* Start *

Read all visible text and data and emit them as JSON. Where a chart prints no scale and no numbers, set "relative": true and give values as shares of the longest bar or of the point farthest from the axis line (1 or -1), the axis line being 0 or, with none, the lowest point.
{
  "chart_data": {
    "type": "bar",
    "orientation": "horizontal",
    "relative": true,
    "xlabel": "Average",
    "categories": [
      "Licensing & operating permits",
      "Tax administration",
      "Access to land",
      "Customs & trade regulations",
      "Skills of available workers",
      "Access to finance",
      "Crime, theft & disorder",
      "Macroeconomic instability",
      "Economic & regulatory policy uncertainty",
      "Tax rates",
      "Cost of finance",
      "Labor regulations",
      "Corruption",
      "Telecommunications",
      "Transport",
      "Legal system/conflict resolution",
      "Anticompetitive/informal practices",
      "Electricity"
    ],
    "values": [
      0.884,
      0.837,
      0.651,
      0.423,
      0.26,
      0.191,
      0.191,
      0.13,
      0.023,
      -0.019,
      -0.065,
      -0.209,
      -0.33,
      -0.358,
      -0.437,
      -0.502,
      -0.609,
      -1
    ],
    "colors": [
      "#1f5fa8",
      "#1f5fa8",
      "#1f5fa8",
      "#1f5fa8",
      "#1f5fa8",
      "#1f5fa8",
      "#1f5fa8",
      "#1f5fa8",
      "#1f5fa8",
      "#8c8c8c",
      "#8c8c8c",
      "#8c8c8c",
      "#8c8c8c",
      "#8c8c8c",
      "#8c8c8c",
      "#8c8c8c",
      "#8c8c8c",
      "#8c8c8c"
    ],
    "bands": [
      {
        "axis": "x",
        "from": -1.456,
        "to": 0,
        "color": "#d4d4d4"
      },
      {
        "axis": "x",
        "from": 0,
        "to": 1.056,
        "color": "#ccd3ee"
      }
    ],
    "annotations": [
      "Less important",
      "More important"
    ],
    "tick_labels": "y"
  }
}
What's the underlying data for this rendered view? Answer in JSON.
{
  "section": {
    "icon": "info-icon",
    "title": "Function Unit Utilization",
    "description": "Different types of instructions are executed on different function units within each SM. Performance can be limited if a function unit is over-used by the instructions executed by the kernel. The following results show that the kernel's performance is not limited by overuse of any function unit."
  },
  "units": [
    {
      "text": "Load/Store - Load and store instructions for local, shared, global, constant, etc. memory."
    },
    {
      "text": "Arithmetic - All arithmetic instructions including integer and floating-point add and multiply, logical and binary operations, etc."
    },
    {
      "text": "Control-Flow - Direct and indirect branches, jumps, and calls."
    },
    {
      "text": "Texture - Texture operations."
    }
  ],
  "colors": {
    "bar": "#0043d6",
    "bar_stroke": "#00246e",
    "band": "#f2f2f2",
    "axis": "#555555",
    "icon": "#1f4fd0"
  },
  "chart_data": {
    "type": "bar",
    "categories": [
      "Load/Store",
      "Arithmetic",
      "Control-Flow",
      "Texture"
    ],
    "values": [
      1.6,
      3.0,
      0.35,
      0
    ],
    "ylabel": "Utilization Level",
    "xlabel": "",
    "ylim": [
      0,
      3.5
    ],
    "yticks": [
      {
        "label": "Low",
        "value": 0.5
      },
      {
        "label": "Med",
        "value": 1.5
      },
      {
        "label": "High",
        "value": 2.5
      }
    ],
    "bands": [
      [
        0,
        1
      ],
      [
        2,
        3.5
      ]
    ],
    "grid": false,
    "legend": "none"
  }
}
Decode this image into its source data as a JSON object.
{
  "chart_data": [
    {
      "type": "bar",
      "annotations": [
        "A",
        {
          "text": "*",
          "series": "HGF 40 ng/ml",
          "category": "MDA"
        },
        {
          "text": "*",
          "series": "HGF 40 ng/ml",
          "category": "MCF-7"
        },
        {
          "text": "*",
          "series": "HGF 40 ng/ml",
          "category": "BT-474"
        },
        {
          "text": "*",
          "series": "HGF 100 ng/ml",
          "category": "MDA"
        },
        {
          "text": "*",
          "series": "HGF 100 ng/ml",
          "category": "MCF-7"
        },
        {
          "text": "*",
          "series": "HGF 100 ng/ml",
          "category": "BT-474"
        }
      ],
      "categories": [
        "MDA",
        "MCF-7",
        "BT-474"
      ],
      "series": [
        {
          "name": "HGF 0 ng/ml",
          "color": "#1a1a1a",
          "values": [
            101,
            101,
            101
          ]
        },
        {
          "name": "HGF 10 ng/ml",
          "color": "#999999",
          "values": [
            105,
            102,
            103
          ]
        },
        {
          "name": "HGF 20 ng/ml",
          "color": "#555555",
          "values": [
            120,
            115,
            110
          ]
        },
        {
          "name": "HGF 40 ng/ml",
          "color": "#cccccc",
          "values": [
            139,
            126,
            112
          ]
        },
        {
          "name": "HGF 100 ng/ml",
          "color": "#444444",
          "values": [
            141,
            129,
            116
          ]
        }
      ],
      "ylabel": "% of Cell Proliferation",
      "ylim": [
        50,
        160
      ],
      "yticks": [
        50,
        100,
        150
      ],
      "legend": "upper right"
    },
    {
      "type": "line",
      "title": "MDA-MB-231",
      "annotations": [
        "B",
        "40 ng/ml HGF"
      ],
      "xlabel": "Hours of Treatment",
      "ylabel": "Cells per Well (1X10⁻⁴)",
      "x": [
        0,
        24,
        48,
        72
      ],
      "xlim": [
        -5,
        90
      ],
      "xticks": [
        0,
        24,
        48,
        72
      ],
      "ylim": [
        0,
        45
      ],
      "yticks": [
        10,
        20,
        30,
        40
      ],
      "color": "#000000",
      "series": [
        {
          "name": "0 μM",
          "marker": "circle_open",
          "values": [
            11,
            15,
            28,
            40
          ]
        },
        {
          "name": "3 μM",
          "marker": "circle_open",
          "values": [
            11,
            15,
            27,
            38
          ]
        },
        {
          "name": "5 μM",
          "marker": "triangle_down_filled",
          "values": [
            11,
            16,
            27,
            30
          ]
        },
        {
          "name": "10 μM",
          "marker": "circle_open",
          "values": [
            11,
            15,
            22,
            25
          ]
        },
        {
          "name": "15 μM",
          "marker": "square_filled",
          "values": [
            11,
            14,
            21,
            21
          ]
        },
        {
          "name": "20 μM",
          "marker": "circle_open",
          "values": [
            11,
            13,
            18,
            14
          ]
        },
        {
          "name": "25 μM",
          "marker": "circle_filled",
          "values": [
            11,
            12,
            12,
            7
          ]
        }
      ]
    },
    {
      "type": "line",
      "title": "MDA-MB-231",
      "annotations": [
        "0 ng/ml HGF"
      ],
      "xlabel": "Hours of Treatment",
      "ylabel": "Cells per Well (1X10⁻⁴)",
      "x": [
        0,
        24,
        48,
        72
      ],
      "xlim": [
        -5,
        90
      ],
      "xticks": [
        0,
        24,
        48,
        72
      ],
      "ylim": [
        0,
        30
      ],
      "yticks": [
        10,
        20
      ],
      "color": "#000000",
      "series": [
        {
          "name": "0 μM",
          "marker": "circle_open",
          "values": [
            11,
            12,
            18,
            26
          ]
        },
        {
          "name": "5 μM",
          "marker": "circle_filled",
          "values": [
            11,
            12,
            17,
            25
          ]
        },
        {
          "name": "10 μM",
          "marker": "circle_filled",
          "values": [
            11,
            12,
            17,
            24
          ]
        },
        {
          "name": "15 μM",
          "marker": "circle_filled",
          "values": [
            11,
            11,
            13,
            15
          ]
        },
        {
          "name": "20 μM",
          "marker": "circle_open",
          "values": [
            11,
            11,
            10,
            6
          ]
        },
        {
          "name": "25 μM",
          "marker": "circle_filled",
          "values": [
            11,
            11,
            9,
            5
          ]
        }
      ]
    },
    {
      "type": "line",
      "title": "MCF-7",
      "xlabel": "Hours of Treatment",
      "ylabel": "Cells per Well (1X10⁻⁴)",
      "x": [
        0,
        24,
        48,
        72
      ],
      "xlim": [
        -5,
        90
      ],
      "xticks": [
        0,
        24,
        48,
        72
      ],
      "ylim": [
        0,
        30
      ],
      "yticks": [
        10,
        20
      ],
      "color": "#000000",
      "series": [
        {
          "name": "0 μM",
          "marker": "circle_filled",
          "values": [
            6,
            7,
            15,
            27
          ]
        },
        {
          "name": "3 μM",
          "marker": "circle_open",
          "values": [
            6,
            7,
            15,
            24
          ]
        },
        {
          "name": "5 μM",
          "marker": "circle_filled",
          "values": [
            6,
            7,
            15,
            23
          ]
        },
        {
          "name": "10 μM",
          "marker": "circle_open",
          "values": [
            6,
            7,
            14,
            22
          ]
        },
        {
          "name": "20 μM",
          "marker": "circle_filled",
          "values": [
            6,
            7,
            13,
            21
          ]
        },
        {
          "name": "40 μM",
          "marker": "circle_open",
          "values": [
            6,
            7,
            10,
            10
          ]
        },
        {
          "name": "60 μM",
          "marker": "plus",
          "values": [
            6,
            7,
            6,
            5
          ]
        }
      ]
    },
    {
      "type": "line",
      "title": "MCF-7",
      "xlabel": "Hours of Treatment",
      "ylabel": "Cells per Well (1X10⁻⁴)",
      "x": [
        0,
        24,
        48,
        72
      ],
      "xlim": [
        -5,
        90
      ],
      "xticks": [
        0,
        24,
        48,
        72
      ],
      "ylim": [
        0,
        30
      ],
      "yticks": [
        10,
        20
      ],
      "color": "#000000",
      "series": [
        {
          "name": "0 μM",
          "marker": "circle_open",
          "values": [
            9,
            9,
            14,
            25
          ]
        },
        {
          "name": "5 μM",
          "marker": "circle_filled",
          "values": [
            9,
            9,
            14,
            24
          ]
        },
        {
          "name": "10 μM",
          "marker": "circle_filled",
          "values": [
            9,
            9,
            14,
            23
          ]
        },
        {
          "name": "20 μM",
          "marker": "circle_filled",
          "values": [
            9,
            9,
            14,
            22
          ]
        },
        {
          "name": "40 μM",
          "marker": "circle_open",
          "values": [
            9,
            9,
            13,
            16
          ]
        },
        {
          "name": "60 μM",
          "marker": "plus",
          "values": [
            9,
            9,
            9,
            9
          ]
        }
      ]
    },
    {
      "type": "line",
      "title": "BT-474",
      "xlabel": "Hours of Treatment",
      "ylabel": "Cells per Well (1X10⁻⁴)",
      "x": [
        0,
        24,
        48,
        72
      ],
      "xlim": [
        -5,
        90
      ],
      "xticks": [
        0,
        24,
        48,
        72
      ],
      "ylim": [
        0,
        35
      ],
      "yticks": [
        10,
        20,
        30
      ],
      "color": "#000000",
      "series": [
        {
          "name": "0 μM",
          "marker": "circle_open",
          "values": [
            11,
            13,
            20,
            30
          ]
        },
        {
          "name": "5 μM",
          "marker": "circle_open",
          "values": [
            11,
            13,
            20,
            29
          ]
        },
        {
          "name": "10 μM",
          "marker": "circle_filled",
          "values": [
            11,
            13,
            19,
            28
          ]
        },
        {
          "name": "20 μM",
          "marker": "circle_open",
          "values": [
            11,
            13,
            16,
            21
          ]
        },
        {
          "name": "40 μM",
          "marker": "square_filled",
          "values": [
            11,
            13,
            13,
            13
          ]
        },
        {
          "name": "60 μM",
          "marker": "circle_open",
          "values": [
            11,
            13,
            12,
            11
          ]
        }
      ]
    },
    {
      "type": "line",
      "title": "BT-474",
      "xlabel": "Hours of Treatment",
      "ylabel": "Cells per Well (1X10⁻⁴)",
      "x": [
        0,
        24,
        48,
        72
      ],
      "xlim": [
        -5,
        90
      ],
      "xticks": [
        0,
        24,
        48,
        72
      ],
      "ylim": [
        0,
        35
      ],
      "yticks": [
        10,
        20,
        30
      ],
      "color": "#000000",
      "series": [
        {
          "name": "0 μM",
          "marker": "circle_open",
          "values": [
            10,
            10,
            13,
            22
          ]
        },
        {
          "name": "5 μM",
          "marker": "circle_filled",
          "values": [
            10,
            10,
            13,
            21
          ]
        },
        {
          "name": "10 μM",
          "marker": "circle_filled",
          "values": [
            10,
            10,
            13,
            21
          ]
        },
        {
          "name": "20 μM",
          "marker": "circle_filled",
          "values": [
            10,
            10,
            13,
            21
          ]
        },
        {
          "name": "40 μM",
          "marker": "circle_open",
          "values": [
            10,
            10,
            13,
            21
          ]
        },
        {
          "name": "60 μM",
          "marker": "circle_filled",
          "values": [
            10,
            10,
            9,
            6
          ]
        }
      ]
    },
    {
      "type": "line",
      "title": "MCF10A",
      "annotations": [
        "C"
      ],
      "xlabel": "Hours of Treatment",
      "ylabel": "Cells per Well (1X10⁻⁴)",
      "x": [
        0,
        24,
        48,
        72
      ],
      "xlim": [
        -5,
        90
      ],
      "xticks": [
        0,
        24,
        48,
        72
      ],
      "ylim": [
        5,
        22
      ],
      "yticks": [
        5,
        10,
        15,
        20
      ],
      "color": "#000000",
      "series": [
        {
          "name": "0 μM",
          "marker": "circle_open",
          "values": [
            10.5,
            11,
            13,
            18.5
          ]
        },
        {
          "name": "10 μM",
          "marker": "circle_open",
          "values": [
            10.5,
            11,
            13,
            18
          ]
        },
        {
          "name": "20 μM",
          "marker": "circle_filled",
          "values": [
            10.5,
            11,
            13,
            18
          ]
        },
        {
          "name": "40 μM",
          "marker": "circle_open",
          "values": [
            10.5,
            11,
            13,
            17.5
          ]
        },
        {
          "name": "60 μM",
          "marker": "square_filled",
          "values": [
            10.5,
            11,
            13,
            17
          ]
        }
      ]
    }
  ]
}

* End *

Required work »
Copy out each line in the preceding records that contains "none".

In response »
Read all visible text and data and emit them as JSON. Where a chart prints no scale and no numbers, set "relative": true and give values as shares of the longest bar or of the point farthest from the axis line (1 or -1), the axis line being 0 or, with none, the lowest point.
    "legend": "none"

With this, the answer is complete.